[Records]
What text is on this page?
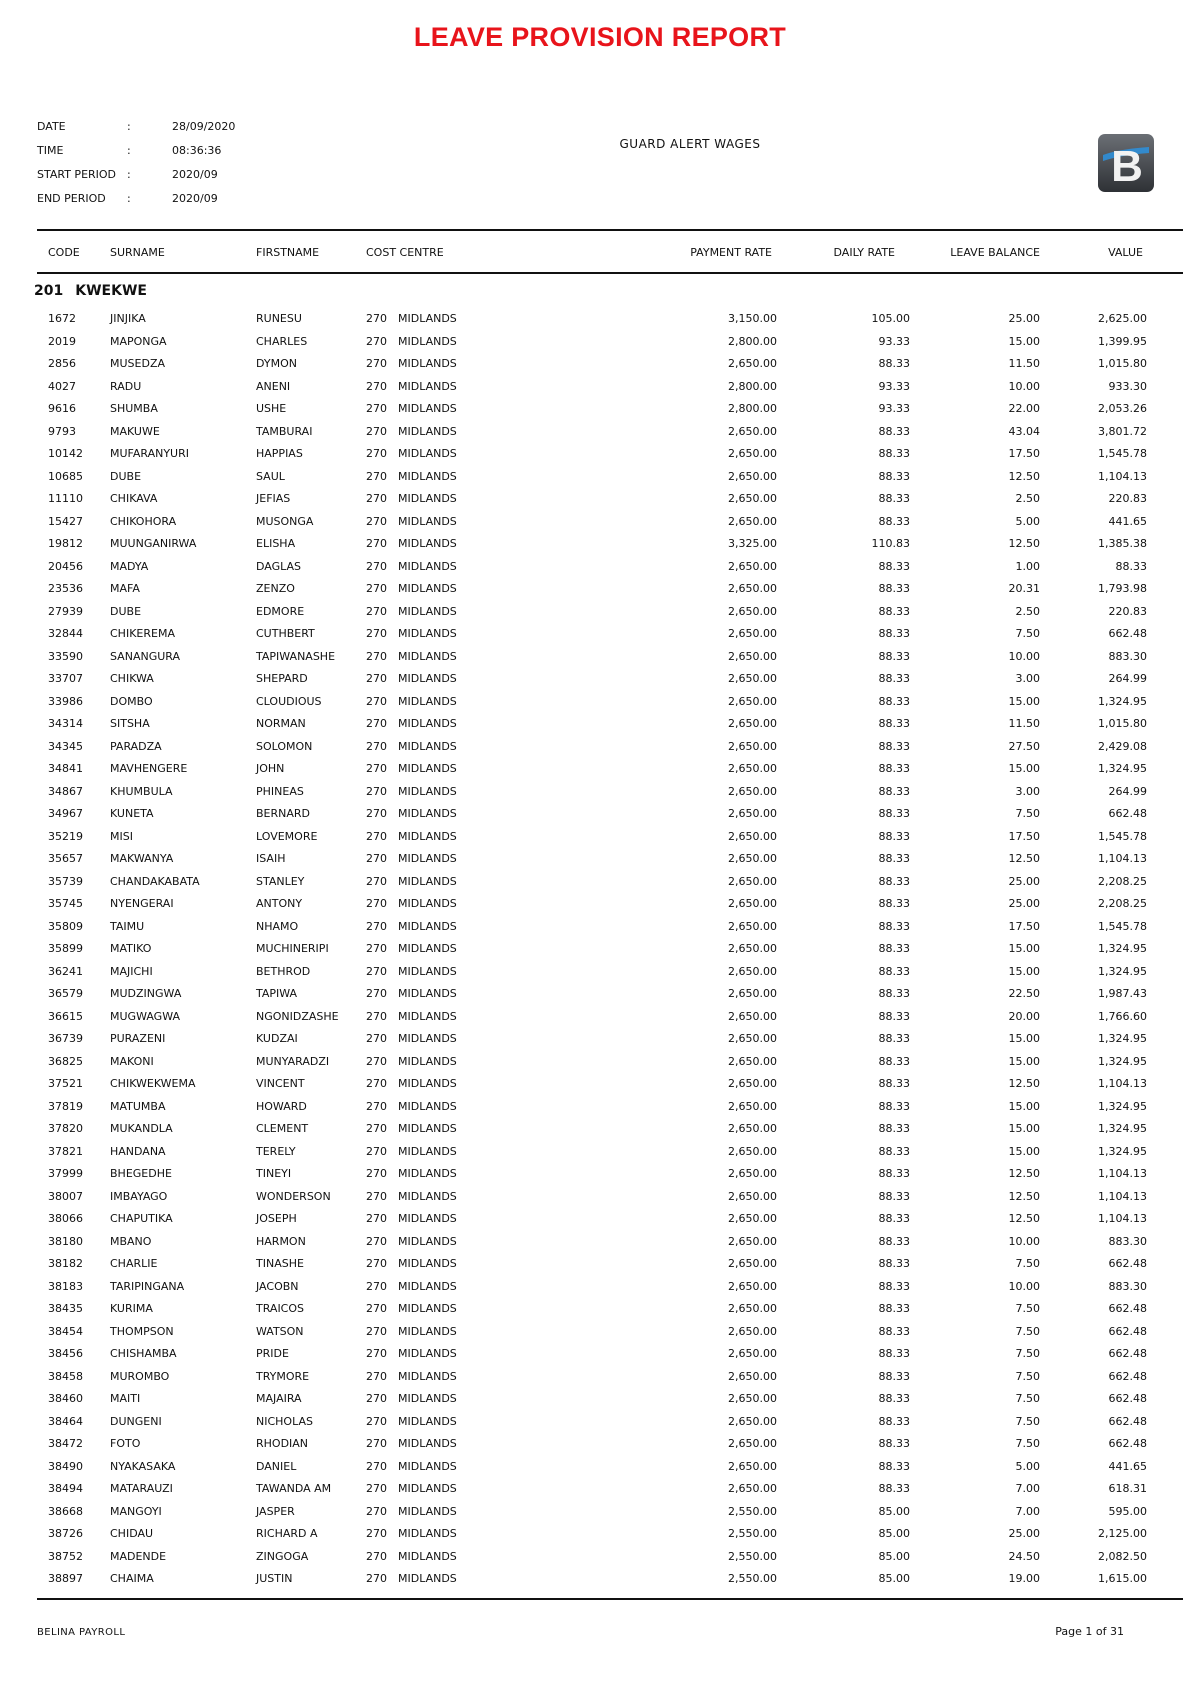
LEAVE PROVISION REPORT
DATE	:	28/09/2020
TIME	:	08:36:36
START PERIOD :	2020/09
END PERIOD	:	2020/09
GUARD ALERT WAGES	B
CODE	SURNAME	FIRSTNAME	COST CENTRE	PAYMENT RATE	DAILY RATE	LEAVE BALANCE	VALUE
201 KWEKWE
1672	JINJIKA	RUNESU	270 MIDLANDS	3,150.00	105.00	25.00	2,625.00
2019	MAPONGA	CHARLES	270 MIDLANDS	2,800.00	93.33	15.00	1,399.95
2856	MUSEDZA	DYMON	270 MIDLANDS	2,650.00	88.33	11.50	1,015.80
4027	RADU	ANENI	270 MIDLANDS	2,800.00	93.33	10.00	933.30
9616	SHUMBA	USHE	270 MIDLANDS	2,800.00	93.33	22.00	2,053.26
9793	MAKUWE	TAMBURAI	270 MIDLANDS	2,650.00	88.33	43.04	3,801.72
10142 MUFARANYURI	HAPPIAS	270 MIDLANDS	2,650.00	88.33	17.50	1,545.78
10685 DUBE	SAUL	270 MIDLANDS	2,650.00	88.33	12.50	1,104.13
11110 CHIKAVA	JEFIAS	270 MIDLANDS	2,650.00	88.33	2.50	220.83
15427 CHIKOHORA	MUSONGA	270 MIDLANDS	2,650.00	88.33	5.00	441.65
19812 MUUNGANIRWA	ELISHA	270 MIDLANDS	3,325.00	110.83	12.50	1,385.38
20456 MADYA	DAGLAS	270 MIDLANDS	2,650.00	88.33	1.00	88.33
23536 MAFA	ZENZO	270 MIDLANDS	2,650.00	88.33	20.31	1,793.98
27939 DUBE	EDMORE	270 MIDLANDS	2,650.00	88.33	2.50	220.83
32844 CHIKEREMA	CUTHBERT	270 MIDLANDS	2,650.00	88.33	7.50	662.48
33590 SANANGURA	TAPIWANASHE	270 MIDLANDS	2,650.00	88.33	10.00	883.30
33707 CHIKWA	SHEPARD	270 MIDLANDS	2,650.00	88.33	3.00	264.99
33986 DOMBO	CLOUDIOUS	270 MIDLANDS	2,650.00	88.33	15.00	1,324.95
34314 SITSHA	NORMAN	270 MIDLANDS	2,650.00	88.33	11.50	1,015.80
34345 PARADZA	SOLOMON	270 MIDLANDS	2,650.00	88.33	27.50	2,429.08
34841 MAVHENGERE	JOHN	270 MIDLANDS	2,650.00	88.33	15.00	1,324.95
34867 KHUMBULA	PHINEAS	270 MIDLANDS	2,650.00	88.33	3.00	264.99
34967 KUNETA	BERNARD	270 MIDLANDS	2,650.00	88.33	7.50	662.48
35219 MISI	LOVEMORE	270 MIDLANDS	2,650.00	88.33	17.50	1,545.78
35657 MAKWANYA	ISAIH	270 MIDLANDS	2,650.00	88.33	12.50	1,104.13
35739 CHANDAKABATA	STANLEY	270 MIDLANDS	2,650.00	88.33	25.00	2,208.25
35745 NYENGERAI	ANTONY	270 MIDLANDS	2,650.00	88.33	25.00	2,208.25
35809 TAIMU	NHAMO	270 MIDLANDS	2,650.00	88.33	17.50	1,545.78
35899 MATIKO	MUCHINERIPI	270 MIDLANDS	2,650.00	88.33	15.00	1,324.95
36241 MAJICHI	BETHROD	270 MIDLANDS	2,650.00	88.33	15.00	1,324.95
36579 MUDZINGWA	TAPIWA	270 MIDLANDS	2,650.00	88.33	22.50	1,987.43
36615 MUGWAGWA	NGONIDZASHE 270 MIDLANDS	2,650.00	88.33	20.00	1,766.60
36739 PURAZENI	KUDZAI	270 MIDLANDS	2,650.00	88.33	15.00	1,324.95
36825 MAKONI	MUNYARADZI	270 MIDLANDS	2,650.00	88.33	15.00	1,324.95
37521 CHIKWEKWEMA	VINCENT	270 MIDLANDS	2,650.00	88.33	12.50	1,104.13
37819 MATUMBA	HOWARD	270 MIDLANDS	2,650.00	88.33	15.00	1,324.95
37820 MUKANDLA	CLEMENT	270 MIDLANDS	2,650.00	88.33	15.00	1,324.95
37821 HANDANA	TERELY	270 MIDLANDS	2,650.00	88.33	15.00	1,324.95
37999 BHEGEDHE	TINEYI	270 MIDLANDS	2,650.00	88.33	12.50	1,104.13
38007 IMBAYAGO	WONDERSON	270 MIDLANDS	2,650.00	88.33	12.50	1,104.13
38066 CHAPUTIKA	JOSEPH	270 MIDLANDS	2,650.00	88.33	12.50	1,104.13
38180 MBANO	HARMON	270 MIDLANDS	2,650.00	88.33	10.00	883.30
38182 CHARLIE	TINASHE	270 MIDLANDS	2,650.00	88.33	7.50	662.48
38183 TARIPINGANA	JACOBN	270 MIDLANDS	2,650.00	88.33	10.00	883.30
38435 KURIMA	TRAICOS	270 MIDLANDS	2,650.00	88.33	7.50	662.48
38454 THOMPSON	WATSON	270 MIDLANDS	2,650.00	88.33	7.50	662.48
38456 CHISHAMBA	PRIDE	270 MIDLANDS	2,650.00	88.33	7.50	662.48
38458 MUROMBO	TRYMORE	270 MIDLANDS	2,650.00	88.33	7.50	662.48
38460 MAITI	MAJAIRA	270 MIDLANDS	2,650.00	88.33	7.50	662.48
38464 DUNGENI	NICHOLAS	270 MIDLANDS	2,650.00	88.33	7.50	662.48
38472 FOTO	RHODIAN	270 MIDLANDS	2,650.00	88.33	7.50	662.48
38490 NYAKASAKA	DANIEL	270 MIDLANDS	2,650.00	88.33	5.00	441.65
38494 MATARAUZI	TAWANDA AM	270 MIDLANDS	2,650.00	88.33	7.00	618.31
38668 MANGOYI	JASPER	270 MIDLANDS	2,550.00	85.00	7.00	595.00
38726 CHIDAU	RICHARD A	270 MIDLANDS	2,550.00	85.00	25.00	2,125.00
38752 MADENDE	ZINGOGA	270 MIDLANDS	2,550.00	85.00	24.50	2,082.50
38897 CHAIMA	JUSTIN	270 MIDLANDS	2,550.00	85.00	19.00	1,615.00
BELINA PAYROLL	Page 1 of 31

#### [Given task]
Set each line of the records down exactly, leaving every picture out.

#### [Response to the task]
What text is on this page?
LEAVE PROVISION REPORT
DATE	:	28/09/2020
TIME	:	08:36:36
START PERIOD :	2020/09
END PERIOD	:	2020/09
GUARD ALERT WAGES	B
CODE	SURNAME	FIRSTNAME	COST CENTRE	PAYMENT RATE	DAILY RATE	LEAVE BALANCE	VALUE
201 KWEKWE
1672	JINJIKA	RUNESU	270 MIDLANDS	3,150.00	105.00	25.00	2,625.00
2019	MAPONGA	CHARLES	270 MIDLANDS	2,800.00	93.33	15.00	1,399.95
2856	MUSEDZA	DYMON	270 MIDLANDS	2,650.00	88.33	11.50	1,015.80
4027	RADU	ANENI	270 MIDLANDS	2,800.00	93.33	10.00	933.30
9616	SHUMBA	USHE	270 MIDLANDS	2,800.00	93.33	22.00	2,053.26
9793	MAKUWE	TAMBURAI	270 MIDLANDS	2,650.00	88.33	43.04	3,801.72
10142 MUFARANYURI	HAPPIAS	270 MIDLANDS	2,650.00	88.33	17.50	1,545.78
10685 DUBE	SAUL	270 MIDLANDS	2,650.00	88.33	12.50	1,104.13
11110 CHIKAVA	JEFIAS	270 MIDLANDS	2,650.00	88.33	2.50	220.83
15427 CHIKOHORA	MUSONGA	270 MIDLANDS	2,650.00	88.33	5.00	441.65
19812 MUUNGANIRWA	ELISHA	270 MIDLANDS	3,325.00	110.83	12.50	1,385.38
20456 MADYA	DAGLAS	270 MIDLANDS	2,650.00	88.33	1.00	88.33
23536 MAFA	ZENZO	270 MIDLANDS	2,650.00	88.33	20.31	1,793.98
27939 DUBE	EDMORE	270 MIDLANDS	2,650.00	88.33	2.50	220.83
32844 CHIKEREMA	CUTHBERT	270 MIDLANDS	2,650.00	88.33	7.50	662.48
33590 SANANGURA	TAPIWANASHE	270 MIDLANDS	2,650.00	88.33	10.00	883.30
33707 CHIKWA	SHEPARD	270 MIDLANDS	2,650.00	88.33	3.00	264.99
33986 DOMBO	CLOUDIOUS	270 MIDLANDS	2,650.00	88.33	15.00	1,324.95
34314 SITSHA	NORMAN	270 MIDLANDS	2,650.00	88.33	11.50	1,015.80
34345 PARADZA	SOLOMON	270 MIDLANDS	2,650.00	88.33	27.50	2,429.08
34841 MAVHENGERE	JOHN	270 MIDLANDS	2,650.00	88.33	15.00	1,324.95
34867 KHUMBULA	PHINEAS	270 MIDLANDS	2,650.00	88.33	3.00	264.99
34967 KUNETA	BERNARD	270 MIDLANDS	2,650.00	88.33	7.50	662.48
35219 MISI	LOVEMORE	270 MIDLANDS	2,650.00	88.33	17.50	1,545.78
35657 MAKWANYA	ISAIH	270 MIDLANDS	2,650.00	88.33	12.50	1,104.13
35739 CHANDAKABATA	STANLEY	270 MIDLANDS	2,650.00	88.33	25.00	2,208.25
35745 NYENGERAI	ANTONY	270 MIDLANDS	2,650.00	88.33	25.00	2,208.25
35809 TAIMU	NHAMO	270 MIDLANDS	2,650.00	88.33	17.50	1,545.78
35899 MATIKO	MUCHINERIPI	270 MIDLANDS	2,650.00	88.33	15.00	1,324.95
36241 MAJICHI	BETHROD	270 MIDLANDS	2,650.00	88.33	15.00	1,324.95
36579 MUDZINGWA	TAPIWA	270 MIDLANDS	2,650.00	88.33	22.50	1,987.43
36615 MUGWAGWA	NGONIDZASHE 270 MIDLANDS	2,650.00	88.33	20.00	1,766.60
36739 PURAZENI	KUDZAI	270 MIDLANDS	2,650.00	88.33	15.00	1,324.95
36825 MAKONI	MUNYARADZI	270 MIDLANDS	2,650.00	88.33	15.00	1,324.95
37521 CHIKWEKWEMA	VINCENT	270 MIDLANDS	2,650.00	88.33	12.50	1,104.13
37819 MATUMBA	HOWARD	270 MIDLANDS	2,650.00	88.33	15.00	1,324.95
37820 MUKANDLA	CLEMENT	270 MIDLANDS	2,650.00	88.33	15.00	1,324.95
37821 HANDANA	TERELY	270 MIDLANDS	2,650.00	88.33	15.00	1,324.95
37999 BHEGEDHE	TINEYI	270 MIDLANDS	2,650.00	88.33	12.50	1,104.13
38007 IMBAYAGO	WONDERSON	270 MIDLANDS	2,650.00	88.33	12.50	1,104.13
38066 CHAPUTIKA	JOSEPH	270 MIDLANDS	2,650.00	88.33	12.50	1,104.13
38180 MBANO	HARMON	270 MIDLANDS	2,650.00	88.33	10.00	883.30
38182 CHARLIE	TINASHE	270 MIDLANDS	2,650.00	88.33	7.50	662.48
38183 TARIPINGANA	JACOBN	270 MIDLANDS	2,650.00	88.33	10.00	883.30
38435 KURIMA	TRAICOS	270 MIDLANDS	2,650.00	88.33	7.50	662.48
38454 THOMPSON	WATSON	270 MIDLANDS	2,650.00	88.33	7.50	662.48
38456 CHISHAMBA	PRIDE	270 MIDLANDS	2,650.00	88.33	7.50	662.48
38458 MUROMBO	TRYMORE	270 MIDLANDS	2,650.00	88.33	7.50	662.48
38460 MAITI	MAJAIRA	270 MIDLANDS	2,650.00	88.33	7.50	662.48
38464 DUNGENI	NICHOLAS	270 MIDLANDS	2,650.00	88.33	7.50	662.48
38472 FOTO	RHODIAN	270 MIDLANDS	2,650.00	88.33	7.50	662.48
38490 NYAKASAKA	DANIEL	270 MIDLANDS	2,650.00	88.33	5.00	441.65
38494 MATARAUZI	TAWANDA AM	270 MIDLANDS	2,650.00	88.33	7.00	618.31
38668 MANGOYI	JASPER	270 MIDLANDS	2,550.00	85.00	7.00	595.00
38726 CHIDAU	RICHARD A	270 MIDLANDS	2,550.00	85.00	25.00	2,125.00
38752 MADENDE	ZINGOGA	270 MIDLANDS	2,550.00	85.00	24.50	2,082.50
38897 CHAIMA	JUSTIN	270 MIDLANDS	2,550.00	85.00	19.00	1,615.00
BELINA PAYROLL	Page 1 of 31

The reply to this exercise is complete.